#### MATERIALS PROVIDED
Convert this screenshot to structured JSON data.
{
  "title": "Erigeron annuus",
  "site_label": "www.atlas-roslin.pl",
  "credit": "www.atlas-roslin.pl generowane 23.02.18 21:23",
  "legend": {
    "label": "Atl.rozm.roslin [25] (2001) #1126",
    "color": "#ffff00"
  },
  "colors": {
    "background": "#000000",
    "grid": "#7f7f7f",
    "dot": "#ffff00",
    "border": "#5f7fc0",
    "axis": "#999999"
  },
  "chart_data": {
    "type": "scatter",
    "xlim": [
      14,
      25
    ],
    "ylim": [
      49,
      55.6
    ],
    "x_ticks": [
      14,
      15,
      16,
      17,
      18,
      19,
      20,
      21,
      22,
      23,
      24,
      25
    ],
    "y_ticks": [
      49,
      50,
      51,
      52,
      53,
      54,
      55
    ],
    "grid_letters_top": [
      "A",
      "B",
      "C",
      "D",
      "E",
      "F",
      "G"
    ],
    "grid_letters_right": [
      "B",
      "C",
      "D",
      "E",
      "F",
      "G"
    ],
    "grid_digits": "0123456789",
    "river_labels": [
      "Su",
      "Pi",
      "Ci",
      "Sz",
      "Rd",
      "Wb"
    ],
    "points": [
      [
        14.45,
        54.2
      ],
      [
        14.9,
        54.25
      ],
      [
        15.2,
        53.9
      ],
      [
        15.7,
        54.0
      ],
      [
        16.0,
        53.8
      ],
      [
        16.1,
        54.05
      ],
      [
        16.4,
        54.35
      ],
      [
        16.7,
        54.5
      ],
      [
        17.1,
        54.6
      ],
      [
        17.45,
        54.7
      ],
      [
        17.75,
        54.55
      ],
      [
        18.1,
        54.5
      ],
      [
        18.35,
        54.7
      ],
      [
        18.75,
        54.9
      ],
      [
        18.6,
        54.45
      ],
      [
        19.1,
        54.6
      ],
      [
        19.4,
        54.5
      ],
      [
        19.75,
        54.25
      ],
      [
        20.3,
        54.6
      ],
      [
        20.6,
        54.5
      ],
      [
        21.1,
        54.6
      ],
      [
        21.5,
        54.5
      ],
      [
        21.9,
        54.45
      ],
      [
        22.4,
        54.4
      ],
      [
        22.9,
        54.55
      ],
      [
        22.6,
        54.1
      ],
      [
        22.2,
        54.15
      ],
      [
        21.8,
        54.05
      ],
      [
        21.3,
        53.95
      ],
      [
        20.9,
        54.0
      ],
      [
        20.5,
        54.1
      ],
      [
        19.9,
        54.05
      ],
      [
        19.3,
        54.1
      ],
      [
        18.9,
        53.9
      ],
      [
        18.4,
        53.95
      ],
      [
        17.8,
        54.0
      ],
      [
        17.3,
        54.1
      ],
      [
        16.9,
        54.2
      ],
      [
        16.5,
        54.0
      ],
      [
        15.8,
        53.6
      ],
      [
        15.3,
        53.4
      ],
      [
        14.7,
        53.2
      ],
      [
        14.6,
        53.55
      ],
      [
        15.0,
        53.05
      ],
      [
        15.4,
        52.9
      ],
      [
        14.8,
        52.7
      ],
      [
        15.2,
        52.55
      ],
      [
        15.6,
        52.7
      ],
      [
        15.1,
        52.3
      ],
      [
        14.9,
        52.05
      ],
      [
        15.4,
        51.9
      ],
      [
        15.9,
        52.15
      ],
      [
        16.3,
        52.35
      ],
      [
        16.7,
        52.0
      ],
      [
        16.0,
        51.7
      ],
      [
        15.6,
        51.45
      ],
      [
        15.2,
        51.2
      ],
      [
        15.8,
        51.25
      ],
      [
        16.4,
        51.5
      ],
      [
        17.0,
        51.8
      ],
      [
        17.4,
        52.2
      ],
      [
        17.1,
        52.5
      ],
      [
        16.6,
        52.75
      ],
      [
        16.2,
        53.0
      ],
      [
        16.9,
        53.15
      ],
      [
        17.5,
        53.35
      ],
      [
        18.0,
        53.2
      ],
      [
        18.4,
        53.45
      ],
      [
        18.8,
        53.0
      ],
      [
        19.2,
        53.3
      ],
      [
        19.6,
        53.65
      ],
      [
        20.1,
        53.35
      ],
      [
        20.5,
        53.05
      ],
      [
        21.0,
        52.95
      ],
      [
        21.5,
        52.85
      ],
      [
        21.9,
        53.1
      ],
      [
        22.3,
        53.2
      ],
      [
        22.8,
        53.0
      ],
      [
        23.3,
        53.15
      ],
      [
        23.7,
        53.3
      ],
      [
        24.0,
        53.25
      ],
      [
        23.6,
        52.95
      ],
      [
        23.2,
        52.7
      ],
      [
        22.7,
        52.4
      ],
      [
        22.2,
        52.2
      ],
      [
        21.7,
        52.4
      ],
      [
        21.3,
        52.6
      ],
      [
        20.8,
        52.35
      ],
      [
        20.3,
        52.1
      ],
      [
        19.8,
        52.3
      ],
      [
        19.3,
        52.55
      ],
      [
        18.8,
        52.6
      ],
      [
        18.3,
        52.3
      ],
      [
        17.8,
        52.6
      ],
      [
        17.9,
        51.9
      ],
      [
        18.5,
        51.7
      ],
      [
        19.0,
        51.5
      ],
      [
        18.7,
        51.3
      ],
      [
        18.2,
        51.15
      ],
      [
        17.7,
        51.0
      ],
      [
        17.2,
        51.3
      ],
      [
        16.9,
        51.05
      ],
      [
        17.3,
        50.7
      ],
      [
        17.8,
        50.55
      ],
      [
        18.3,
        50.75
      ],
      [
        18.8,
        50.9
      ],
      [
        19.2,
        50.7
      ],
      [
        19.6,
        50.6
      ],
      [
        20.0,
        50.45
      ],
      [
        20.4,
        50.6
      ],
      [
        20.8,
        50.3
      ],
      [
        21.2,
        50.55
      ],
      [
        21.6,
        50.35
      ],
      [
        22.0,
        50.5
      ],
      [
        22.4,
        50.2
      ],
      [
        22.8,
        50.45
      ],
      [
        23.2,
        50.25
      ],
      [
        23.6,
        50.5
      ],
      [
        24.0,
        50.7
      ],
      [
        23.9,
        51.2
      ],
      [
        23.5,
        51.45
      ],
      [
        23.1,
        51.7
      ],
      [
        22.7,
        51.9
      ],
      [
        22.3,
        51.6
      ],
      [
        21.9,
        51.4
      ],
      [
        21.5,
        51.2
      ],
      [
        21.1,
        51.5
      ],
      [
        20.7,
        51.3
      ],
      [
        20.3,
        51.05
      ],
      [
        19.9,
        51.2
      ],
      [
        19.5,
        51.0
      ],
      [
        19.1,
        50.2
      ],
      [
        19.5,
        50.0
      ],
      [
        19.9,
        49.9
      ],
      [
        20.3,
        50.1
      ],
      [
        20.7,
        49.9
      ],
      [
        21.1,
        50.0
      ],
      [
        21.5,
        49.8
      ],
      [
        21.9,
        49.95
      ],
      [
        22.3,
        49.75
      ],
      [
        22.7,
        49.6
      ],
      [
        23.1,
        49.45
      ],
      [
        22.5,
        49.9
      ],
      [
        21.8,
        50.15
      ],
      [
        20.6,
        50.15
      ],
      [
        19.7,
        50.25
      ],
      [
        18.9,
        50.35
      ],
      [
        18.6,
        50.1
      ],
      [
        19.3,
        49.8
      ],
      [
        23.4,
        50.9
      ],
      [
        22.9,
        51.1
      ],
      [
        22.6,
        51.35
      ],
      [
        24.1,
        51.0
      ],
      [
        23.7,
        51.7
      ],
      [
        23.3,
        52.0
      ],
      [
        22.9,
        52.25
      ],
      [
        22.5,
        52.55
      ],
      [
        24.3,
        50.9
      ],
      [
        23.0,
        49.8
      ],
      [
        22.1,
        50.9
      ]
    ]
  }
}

#### SET EXERCISE
Word for word, write out the data.

#### OUTPUT OF THE TASK
Convert this screenshot to structured JSON data.
{
  "title": "Erigeron annuus",
  "site_label": "www.atlas-roslin.pl",
  "credit": "www.atlas-roslin.pl generowane 23.02.18 21:23",
  "legend": {
    "label": "Atl.rozm.roslin [25] (2001) #1126",
    "color": "#ffff00"
  },
  "colors": {
    "background": "#000000",
    "grid": "#7f7f7f",
    "dot": "#ffff00",
    "border": "#5f7fc0",
    "axis": "#999999"
  },
  "chart_data": {
    "type": "scatter",
    "xlim": [
      14,
      25
    ],
    "ylim": [
      49,
      55.6
    ],
    "x_ticks": [
      14,
      15,
      16,
      17,
      18,
      19,
      20,
      21,
      22,
      23,
      24,
      25
    ],
    "y_ticks": [
      49,
      50,
      51,
      52,
      53,
      54,
      55
    ],
    "grid_letters_top": [
      "A",
      "B",
      "C",
      "D",
      "E",
      "F",
      "G"
    ],
    "grid_letters_right": [
      "B",
      "C",
      "D",
      "E",
      "F",
      "G"
    ],
    "grid_digits": "0123456789",
    "river_labels": [
      "Su",
      "Pi",
      "Ci",
      "Sz",
      "Rd",
      "Wb"
    ],
    "points": [
      [
        14.45,
        54.2
      ],
      [
        14.9,
        54.25
      ],
      [
        15.2,
        53.9
      ],
      [
        15.7,
        54.0
      ],
      [
        16.0,
        53.8
      ],
      [
        16.1,
        54.05
      ],
      [
        16.4,
        54.35
      ],
      [
        16.7,
        54.5
      ],
      [
        17.1,
        54.6
      ],
      [
        17.45,
        54.7
      ],
      [
        17.75,
        54.55
      ],
      [
        18.1,
        54.5
      ],
      [
        18.35,
        54.7
      ],
      [
        18.75,
        54.9
      ],
      [
        18.6,
        54.45
      ],
      [
        19.1,
        54.6
      ],
      [
        19.4,
        54.5
      ],
      [
        19.75,
        54.25
      ],
      [
        20.3,
        54.6
      ],
      [
        20.6,
        54.5
      ],
      [
        21.1,
        54.6
      ],
      [
        21.5,
        54.5
      ],
      [
        21.9,
        54.45
      ],
      [
        22.4,
        54.4
      ],
      [
        22.9,
        54.55
      ],
      [
        22.6,
        54.1
      ],
      [
        22.2,
        54.15
      ],
      [
        21.8,
        54.05
      ],
      [
        21.3,
        53.95
      ],
      [
        20.9,
        54.0
      ],
      [
        20.5,
        54.1
      ],
      [
        19.9,
        54.05
      ],
      [
        19.3,
        54.1
      ],
      [
        18.9,
        53.9
      ],
      [
        18.4,
        53.95
      ],
      [
        17.8,
        54.0
      ],
      [
        17.3,
        54.1
      ],
      [
        16.9,
        54.2
      ],
      [
        16.5,
        54.0
      ],
      [
        15.8,
        53.6
      ],
      [
        15.3,
        53.4
      ],
      [
        14.7,
        53.2
      ],
      [
        14.6,
        53.55
      ],
      [
        15.0,
        53.05
      ],
      [
        15.4,
        52.9
      ],
      [
        14.8,
        52.7
      ],
      [
        15.2,
        52.55
      ],
      [
        15.6,
        52.7
      ],
      [
        15.1,
        52.3
      ],
      [
        14.9,
        52.05
      ],
      [
        15.4,
        51.9
      ],
      [
        15.9,
        52.15
      ],
      [
        16.3,
        52.35
      ],
      [
        16.7,
        52.0
      ],
      [
        16.0,
        51.7
      ],
      [
        15.6,
        51.45
      ],
      [
        15.2,
        51.2
      ],
      [
        15.8,
        51.25
      ],
      [
        16.4,
        51.5
      ],
      [
        17.0,
        51.8
      ],
      [
        17.4,
        52.2
      ],
      [
        17.1,
        52.5
      ],
      [
        16.6,
        52.75
      ],
      [
        16.2,
        53.0
      ],
      [
        16.9,
        53.15
      ],
      [
        17.5,
        53.35
      ],
      [
        18.0,
        53.2
      ],
      [
        18.4,
        53.45
      ],
      [
        18.8,
        53.0
      ],
      [
        19.2,
        53.3
      ],
      [
        19.6,
        53.65
      ],
      [
        20.1,
        53.35
      ],
      [
        20.5,
        53.05
      ],
      [
        21.0,
        52.95
      ],
      [
        21.5,
        52.85
      ],
      [
        21.9,
        53.1
      ],
      [
        22.3,
        53.2
      ],
      [
        22.8,
        53.0
      ],
      [
        23.3,
        53.15
      ],
      [
        23.7,
        53.3
      ],
      [
        24.0,
        53.25
      ],
      [
        23.6,
        52.95
      ],
      [
        23.2,
        52.7
      ],
      [
        22.7,
        52.4
      ],
      [
        22.2,
        52.2
      ],
      [
        21.7,
        52.4
      ],
      [
        21.3,
        52.6
      ],
      [
        20.8,
        52.35
      ],
      [
        20.3,
        52.1
      ],
      [
        19.8,
        52.3
      ],
      [
        19.3,
        52.55
      ],
      [
        18.8,
        52.6
      ],
      [
        18.3,
        52.3
      ],
      [
        17.8,
        52.6
      ],
      [
        17.9,
        51.9
      ],
      [
        18.5,
        51.7
      ],
      [
        19.0,
        51.5
      ],
      [
        18.7,
        51.3
      ],
      [
        18.2,
        51.15
      ],
      [
        17.7,
        51.0
      ],
      [
        17.2,
        51.3
      ],
      [
        16.9,
        51.05
      ],
      [
        17.3,
        50.7
      ],
      [
        17.8,
        50.55
      ],
      [
        18.3,
        50.75
      ],
      [
        18.8,
        50.9
      ],
      [
        19.2,
        50.7
      ],
      [
        19.6,
        50.6
      ],
      [
        20.0,
        50.45
      ],
      [
        20.4,
        50.6
      ],
      [
        20.8,
        50.3
      ],
      [
        21.2,
        50.55
      ],
      [
        21.6,
        50.35
      ],
      [
        22.0,
        50.5
      ],
      [
        22.4,
        50.2
      ],
      [
        22.8,
        50.45
      ],
      [
        23.2,
        50.25
      ],
      [
        23.6,
        50.5
      ],
      [
        24.0,
        50.7
      ],
      [
        23.9,
        51.2
      ],
      [
        23.5,
        51.45
      ],
      [
        23.1,
        51.7
      ],
      [
        22.7,
        51.9
      ],
      [
        22.3,
        51.6
      ],
      [
        21.9,
        51.4
      ],
      [
        21.5,
        51.2
      ],
      [
        21.1,
        51.5
      ],
      [
        20.7,
        51.3
      ],
      [
        20.3,
        51.05
      ],
      [
        19.9,
        51.2
      ],
      [
        19.5,
        51.0
      ],
      [
        19.1,
        50.2
      ],
      [
        19.5,
        50.0
      ],
      [
        19.9,
        49.9
      ],
      [
        20.3,
        50.1
      ],
      [
        20.7,
        49.9
      ],
      [
        21.1,
        50.0
      ],
      [
        21.5,
        49.8
      ],
      [
        21.9,
        49.95
      ],
      [
        22.3,
        49.75
      ],
      [
        22.7,
        49.6
      ],
      [
        23.1,
        49.45
      ],
      [
        22.5,
        49.9
      ],
      [
        21.8,
        50.15
      ],
      [
        20.6,
        50.15
      ],
      [
        19.7,
        50.25
      ],
      [
        18.9,
        50.35
      ],
      [
        18.6,
        50.1
      ],
      [
        19.3,
        49.8
      ],
      [
        23.4,
        50.9
      ],
      [
        22.9,
        51.1
      ],
      [
        22.6,
        51.35
      ],
      [
        24.1,
        51.0
      ],
      [
        23.7,
        51.7
      ],
      [
        23.3,
        52.0
      ],
      [
        22.9,
        52.25
      ],
      [
        22.5,
        52.55
      ],
      [
        24.3,
        50.9
      ],
      [
        23.0,
        49.8
      ],
      [
        22.1,
        50.9
      ]
    ]
  }
}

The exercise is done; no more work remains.